## Your goal
Consider the records below. How many of their lines include the word "phpStudy"? State the number and nothing else.

## Entries supplied

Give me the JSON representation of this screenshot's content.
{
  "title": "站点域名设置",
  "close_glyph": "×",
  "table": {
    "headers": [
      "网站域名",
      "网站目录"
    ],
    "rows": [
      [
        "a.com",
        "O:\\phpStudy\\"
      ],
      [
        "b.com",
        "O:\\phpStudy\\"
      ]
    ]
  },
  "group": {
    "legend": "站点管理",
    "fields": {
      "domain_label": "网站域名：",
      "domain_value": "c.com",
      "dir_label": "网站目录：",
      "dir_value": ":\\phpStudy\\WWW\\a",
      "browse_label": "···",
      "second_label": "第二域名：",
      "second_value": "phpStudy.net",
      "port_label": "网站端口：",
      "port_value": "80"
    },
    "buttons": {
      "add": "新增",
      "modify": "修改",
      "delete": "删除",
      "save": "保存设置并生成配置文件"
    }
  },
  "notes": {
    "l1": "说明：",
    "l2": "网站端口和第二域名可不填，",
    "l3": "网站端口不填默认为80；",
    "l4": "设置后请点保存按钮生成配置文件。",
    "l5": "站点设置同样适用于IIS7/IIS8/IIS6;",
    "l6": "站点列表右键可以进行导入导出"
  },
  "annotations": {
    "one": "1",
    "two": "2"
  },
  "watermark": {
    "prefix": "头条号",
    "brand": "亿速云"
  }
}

## Solution
4